▸ Record list:
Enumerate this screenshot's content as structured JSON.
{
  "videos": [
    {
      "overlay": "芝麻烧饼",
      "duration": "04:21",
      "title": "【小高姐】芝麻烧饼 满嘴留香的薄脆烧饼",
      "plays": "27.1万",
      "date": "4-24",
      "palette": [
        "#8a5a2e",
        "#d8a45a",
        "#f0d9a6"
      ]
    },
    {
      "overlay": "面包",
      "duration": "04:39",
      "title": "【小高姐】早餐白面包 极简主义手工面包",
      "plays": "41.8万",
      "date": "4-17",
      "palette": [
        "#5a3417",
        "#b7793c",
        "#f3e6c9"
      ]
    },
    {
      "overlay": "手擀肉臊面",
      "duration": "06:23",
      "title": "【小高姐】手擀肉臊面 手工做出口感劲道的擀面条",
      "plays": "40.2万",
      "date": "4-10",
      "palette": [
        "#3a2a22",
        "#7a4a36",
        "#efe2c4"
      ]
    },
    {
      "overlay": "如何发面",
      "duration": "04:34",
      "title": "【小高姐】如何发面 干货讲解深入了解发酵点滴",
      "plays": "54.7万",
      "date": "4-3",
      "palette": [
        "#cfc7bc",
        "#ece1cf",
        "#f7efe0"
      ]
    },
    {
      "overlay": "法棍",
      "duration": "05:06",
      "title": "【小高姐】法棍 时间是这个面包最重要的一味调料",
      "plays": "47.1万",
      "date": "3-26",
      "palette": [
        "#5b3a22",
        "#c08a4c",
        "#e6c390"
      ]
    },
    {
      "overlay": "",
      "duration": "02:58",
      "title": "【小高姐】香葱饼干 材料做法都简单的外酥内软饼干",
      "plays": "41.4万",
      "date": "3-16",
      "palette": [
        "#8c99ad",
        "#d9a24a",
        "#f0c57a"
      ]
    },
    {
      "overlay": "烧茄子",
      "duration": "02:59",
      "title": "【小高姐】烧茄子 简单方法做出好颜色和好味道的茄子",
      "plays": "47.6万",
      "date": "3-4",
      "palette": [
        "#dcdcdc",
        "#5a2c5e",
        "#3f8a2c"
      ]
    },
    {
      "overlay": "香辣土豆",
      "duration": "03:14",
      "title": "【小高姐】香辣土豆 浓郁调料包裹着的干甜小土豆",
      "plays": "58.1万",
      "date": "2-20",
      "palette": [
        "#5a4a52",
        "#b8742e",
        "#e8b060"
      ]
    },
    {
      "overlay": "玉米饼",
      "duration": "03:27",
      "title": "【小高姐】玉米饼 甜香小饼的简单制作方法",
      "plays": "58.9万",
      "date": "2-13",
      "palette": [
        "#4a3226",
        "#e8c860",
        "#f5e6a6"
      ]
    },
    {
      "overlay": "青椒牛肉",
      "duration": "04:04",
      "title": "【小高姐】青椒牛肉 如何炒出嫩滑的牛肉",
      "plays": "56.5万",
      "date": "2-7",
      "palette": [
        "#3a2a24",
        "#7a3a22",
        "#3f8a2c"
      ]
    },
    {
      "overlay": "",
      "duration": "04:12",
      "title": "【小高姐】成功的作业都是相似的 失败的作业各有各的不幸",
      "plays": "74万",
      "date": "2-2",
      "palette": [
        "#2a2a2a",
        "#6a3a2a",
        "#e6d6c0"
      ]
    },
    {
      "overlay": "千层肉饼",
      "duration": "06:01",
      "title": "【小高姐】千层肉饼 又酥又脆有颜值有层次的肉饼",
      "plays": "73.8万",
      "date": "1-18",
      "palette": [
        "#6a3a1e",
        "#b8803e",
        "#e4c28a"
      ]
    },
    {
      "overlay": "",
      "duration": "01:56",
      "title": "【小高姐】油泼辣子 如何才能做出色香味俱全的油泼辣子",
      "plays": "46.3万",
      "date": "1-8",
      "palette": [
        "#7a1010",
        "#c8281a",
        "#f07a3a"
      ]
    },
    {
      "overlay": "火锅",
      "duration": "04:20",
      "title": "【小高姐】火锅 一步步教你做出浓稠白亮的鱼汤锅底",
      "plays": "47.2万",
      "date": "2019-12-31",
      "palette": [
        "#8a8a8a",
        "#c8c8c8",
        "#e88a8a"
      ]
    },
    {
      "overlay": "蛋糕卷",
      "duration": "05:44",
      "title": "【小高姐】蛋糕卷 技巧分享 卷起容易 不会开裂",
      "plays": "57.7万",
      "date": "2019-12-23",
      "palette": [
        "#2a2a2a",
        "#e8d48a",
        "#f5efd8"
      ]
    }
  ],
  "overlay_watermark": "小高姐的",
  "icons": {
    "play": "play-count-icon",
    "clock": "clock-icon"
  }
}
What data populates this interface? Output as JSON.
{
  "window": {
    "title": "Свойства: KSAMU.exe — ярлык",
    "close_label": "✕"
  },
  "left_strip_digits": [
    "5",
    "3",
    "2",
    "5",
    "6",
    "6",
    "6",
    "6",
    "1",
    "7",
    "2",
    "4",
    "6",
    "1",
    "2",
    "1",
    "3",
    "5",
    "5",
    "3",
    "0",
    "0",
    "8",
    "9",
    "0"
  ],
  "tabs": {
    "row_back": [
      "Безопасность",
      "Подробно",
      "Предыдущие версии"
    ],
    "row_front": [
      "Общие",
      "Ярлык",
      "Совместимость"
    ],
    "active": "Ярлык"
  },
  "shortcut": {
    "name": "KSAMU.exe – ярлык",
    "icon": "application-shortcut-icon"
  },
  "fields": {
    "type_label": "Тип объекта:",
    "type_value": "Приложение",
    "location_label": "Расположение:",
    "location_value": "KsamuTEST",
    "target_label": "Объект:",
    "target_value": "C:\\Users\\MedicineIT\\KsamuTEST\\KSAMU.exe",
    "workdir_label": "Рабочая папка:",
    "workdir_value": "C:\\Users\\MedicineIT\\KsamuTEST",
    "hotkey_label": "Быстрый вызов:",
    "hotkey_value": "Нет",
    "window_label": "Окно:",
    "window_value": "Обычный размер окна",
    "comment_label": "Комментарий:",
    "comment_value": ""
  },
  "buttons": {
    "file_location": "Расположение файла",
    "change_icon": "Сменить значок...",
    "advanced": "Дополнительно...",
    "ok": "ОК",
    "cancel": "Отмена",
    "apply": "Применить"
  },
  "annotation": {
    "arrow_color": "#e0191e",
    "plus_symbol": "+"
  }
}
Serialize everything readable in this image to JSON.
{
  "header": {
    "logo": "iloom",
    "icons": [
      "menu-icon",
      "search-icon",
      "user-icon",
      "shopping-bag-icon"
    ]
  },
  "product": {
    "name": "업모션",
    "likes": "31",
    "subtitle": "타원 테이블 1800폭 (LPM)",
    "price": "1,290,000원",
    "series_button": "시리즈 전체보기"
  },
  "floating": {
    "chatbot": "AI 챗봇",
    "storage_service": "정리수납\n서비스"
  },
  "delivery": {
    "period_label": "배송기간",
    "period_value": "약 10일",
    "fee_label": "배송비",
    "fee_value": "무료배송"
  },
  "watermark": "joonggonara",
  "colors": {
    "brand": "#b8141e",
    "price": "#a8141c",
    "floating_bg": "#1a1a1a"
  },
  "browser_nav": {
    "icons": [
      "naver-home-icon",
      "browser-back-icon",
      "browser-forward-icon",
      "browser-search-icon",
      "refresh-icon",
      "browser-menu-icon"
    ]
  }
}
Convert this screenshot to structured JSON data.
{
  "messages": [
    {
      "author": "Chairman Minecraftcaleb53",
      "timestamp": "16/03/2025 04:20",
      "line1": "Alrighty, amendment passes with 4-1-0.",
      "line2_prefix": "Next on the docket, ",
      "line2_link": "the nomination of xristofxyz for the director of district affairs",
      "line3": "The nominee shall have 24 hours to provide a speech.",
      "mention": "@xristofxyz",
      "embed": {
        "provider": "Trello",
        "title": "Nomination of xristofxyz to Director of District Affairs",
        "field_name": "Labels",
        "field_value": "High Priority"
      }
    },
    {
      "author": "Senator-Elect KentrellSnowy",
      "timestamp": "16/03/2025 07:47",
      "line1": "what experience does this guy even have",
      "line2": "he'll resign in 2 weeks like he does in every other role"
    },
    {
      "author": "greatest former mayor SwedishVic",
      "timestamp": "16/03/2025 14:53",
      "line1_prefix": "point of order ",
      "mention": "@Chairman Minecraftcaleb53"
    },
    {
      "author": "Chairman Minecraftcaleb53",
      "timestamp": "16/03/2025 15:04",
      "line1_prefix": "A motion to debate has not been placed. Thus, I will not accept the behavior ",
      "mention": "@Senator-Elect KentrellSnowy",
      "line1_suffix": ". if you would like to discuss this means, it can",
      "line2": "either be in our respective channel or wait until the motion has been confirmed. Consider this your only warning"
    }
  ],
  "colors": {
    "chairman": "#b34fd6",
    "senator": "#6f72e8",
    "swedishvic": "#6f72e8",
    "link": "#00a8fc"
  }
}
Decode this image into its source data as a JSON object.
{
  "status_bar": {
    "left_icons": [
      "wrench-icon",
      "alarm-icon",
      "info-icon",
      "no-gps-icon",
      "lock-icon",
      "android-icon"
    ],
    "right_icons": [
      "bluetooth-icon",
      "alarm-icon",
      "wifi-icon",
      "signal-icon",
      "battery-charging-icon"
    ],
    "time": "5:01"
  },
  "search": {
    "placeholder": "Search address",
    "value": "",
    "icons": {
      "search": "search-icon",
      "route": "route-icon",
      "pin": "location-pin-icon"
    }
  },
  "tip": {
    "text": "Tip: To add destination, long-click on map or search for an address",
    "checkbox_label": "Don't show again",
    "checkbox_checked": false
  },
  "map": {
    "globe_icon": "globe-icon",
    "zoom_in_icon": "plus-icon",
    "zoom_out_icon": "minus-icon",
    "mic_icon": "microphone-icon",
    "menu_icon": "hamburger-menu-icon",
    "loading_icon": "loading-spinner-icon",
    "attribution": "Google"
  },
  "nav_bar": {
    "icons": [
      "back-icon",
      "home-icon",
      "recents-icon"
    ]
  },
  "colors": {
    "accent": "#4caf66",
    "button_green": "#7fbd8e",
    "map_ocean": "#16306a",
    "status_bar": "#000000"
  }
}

▸ Short task:
Identify all lines where the word "JSON" shows up. Copy them.

▸ Output of the exercise:
Enumerate this screenshot's content as structured JSON.
What data populates this interface? Output as JSON.
Serialize everything readable in this image to JSON.
Convert this screenshot to structured JSON data.
Decode this image into its source data as a JSON object.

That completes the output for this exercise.